**Goal of the exercise:** Write out each line exactly as it stands, please.

Extracted records
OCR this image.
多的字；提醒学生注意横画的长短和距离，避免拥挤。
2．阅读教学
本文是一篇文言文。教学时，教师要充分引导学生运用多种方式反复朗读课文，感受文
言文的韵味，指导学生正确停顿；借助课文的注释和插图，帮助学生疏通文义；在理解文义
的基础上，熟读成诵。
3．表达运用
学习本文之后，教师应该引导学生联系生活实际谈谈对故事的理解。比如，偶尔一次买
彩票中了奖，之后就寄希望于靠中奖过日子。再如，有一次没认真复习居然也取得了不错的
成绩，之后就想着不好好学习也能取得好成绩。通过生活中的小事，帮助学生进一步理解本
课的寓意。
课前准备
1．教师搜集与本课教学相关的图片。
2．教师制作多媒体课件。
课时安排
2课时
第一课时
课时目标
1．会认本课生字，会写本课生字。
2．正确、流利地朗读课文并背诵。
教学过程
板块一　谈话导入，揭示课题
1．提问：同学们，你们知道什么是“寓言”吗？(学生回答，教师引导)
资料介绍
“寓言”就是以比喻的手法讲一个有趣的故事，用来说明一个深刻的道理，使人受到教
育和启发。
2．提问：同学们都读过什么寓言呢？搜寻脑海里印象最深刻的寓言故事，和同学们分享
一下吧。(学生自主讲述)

**Exercise response:**
OCR this image.
多的字；提醒学生注意横画的长短和距离，避免拥挤。
2．阅读教学
本文是一篇文言文。教学时，教师要充分引导学生运用多种方式反复朗读课文，感受文
言文的韵味，指导学生正确停顿；借助课文的注释和插图，帮助学生疏通文义；在理解文义
的基础上，熟读成诵。
3．表达运用
学习本文之后，教师应该引导学生联系生活实际谈谈对故事的理解。比如，偶尔一次买
彩票中了奖，之后就寄希望于靠中奖过日子。再如，有一次没认真复习居然也取得了不错的
成绩，之后就想着不好好学习也能取得好成绩。通过生活中的小事，帮助学生进一步理解本
课的寓意。
课前准备
1．教师搜集与本课教学相关的图片。
2．教师制作多媒体课件。
课时安排
2课时
第一课时
课时目标
1．会认本课生字，会写本课生字。
2．正确、流利地朗读课文并背诵。
教学过程
板块一　谈话导入，揭示课题
1．提问：同学们，你们知道什么是“寓言”吗？(学生回答，教师引导)
资料介绍
“寓言”就是以比喻的手法讲一个有趣的故事，用来说明一个深刻的道理，使人受到教
育和启发。
2．提问：同学们都读过什么寓言呢？搜寻脑海里印象最深刻的寓言故事，和同学们分享
一下吧。(学生自主讲述)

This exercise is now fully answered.